#### The request:
Every line from the one with "Convert this document image to plain text." through the end of the records below should be restated word for word, and nothing outside that span.

#### Record set:
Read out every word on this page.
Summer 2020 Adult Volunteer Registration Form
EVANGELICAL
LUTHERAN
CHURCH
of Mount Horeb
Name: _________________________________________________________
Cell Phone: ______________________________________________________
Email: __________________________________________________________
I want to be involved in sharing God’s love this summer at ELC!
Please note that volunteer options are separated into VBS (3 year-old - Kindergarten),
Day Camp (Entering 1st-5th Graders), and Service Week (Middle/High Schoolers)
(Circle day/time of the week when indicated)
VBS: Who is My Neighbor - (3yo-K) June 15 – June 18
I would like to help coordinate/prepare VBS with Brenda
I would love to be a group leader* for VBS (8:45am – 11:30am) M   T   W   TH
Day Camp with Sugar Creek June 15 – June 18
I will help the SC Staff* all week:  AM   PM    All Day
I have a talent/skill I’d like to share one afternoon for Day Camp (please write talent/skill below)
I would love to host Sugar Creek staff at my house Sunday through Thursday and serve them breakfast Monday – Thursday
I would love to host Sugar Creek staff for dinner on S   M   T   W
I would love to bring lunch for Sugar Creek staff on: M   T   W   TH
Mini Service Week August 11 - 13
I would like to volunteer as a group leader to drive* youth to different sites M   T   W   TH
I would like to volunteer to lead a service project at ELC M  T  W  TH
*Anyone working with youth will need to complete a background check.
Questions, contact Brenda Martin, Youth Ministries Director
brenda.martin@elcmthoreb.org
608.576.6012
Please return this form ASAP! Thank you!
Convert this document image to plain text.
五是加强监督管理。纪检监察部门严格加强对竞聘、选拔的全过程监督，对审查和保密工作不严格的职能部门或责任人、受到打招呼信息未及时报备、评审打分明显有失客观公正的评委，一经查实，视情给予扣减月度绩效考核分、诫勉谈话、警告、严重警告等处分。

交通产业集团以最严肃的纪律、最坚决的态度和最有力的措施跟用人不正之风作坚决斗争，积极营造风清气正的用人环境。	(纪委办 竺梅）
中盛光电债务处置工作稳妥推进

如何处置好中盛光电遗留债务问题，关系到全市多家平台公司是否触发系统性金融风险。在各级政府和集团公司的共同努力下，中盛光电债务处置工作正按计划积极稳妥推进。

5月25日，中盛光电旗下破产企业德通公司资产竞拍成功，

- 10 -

#### Completed exercise:
Convert this document image to plain text.
五是加强监督管理。纪检监察部门严格加强对竞聘、选拔的全过程监督，对审查和保密工作不严格的职能部门或责任人、受到打招呼信息未及时报备、评审打分明显有失客观公正的评委，一经查实，视情给予扣减月度绩效考核分、诫勉谈话、警告、严重警告等处分。

交通产业集团以最严肃的纪律、最坚决的态度和最有力的措施跟用人不正之风作坚决斗争，积极营造风清气正的用人环境。	(纪委办 竺梅）
中盛光电债务处置工作稳妥推进

如何处置好中盛光电遗留债务问题，关系到全市多家平台公司是否触发系统性金融风险。在各级政府和集团公司的共同努力下，中盛光电债务处置工作正按计划积极稳妥推进。

5月25日，中盛光电旗下破产企业德通公司资产竞拍成功，

- 10 -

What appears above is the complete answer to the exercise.